Stored records

┏━━

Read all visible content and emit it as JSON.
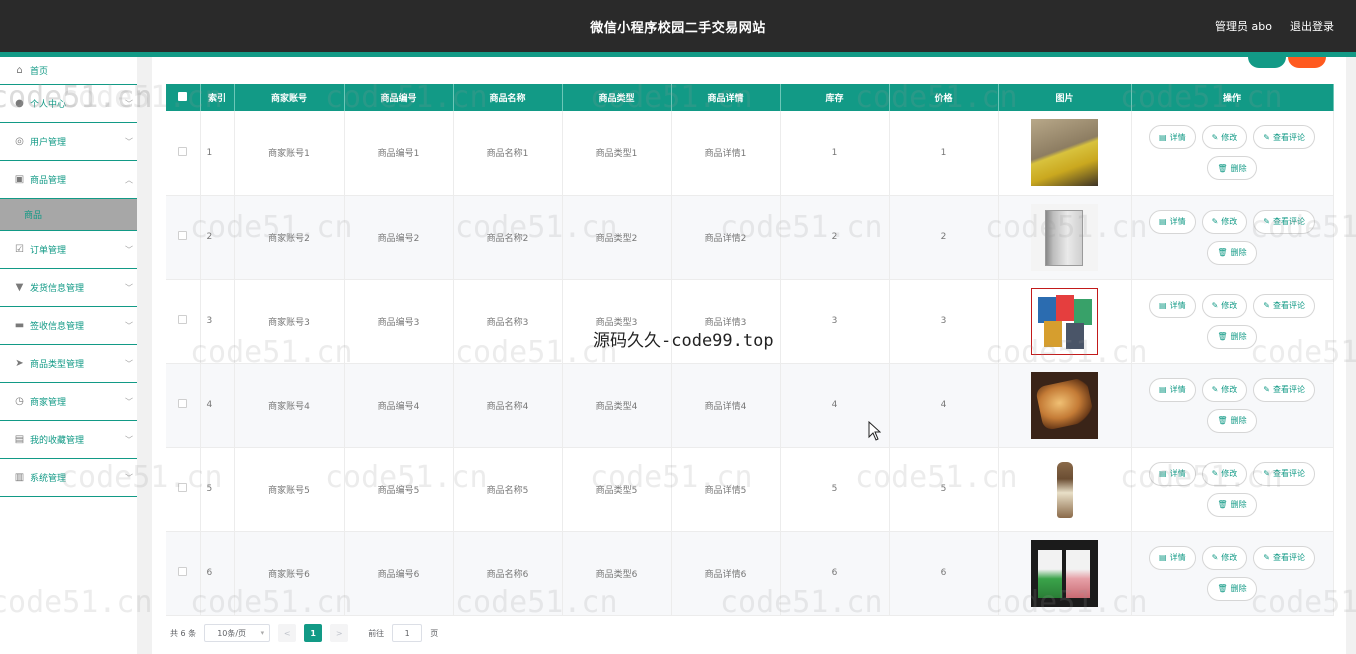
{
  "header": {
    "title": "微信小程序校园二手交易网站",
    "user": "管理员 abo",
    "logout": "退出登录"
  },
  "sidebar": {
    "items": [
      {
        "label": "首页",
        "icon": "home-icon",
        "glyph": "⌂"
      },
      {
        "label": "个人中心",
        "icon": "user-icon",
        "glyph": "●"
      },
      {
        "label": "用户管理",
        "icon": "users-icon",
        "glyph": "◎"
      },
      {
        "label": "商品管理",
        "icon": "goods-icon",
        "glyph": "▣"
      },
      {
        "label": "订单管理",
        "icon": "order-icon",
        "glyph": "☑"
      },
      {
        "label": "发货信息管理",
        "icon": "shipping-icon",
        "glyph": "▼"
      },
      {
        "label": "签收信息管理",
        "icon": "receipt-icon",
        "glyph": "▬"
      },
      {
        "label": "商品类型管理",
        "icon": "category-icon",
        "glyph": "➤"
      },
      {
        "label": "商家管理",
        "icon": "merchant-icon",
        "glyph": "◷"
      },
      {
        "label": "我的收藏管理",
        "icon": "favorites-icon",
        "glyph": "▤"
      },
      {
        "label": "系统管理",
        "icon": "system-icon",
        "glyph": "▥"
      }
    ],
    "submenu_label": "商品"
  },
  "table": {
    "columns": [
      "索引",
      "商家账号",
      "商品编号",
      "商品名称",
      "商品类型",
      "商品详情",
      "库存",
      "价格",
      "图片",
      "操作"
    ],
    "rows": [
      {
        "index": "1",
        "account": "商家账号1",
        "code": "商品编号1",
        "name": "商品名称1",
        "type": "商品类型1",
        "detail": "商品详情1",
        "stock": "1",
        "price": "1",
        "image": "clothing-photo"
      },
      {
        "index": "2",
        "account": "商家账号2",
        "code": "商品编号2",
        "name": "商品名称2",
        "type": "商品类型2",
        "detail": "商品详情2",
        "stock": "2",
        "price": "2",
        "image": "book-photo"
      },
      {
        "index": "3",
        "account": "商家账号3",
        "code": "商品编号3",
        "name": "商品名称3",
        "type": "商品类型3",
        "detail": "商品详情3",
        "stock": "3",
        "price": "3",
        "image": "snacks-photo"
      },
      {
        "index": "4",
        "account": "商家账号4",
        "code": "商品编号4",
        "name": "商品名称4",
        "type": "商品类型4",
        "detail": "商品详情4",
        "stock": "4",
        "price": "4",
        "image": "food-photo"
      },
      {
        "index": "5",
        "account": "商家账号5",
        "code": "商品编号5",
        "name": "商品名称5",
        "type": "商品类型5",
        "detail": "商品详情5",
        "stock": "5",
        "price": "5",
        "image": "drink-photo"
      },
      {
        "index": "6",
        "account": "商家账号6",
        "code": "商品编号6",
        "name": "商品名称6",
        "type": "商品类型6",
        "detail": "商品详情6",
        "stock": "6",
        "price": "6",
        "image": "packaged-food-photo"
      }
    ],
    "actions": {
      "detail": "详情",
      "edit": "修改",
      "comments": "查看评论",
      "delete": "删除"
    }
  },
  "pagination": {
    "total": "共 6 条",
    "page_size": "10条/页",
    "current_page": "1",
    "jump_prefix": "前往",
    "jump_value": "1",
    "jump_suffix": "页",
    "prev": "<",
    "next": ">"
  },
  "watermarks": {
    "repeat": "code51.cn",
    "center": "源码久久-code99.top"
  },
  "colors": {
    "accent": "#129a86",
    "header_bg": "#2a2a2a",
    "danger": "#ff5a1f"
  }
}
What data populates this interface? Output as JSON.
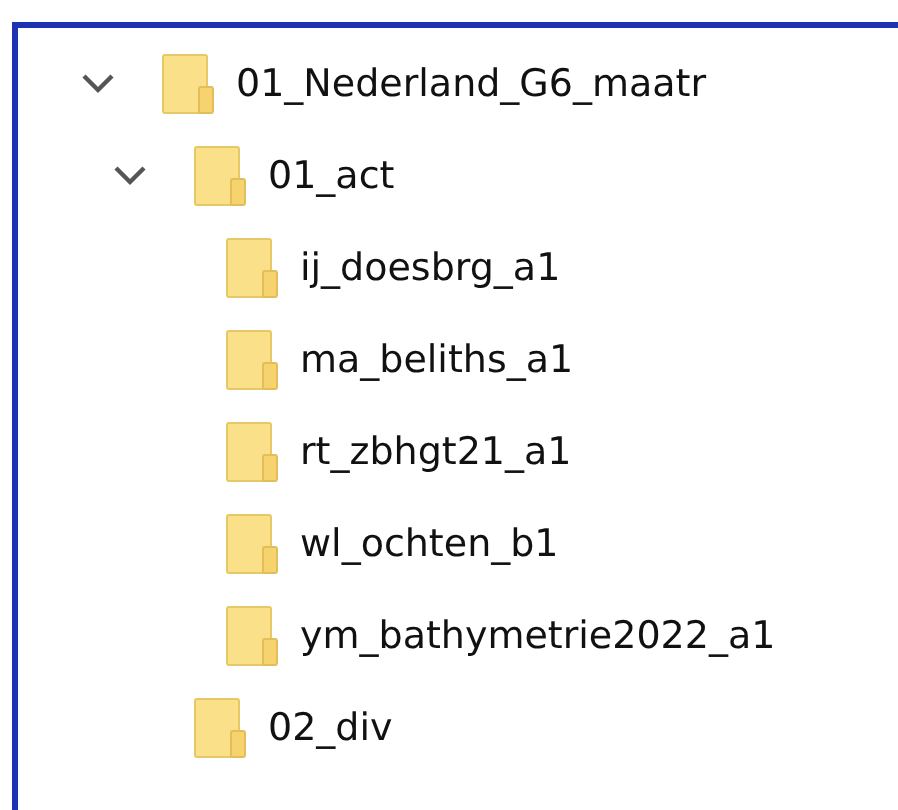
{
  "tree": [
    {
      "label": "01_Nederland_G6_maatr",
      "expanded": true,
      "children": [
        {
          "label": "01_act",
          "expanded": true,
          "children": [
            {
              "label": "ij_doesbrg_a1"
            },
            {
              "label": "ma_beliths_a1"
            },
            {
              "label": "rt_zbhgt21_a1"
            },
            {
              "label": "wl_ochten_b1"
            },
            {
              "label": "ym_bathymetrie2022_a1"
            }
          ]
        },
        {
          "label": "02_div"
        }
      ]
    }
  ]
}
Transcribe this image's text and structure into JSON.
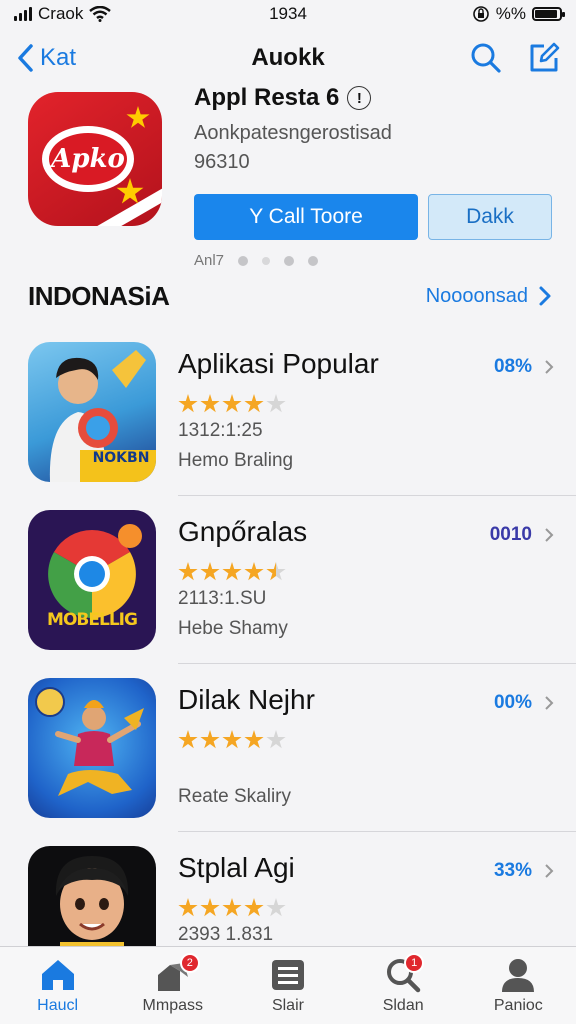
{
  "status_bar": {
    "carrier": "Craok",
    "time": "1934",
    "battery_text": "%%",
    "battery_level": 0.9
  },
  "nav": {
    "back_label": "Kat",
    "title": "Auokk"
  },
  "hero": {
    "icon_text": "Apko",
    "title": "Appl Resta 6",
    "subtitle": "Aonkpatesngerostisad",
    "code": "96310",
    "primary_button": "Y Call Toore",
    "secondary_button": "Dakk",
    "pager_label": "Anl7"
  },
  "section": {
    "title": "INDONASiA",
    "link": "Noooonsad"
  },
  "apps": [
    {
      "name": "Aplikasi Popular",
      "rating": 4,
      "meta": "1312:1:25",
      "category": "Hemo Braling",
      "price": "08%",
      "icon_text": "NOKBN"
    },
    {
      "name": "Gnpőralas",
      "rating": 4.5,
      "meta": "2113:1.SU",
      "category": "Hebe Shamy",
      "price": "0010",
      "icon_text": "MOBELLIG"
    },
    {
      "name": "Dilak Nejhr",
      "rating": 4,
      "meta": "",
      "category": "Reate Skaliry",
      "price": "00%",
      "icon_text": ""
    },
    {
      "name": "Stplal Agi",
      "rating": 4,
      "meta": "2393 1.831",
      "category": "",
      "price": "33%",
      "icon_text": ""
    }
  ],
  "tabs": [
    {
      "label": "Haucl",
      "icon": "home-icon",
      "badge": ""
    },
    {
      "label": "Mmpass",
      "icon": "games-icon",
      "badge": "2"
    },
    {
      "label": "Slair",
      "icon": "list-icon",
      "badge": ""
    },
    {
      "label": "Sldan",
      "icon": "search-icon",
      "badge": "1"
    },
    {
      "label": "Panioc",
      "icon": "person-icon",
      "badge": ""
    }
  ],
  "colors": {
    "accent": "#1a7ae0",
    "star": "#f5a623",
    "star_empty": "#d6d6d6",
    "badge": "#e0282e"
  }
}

┗━━

- [DIRECTIONS FOR THIS TASK] Looking at the material above, count the lines containing the string "food" and reply with the count alone.

- [WRITTEN RESPONSE] 2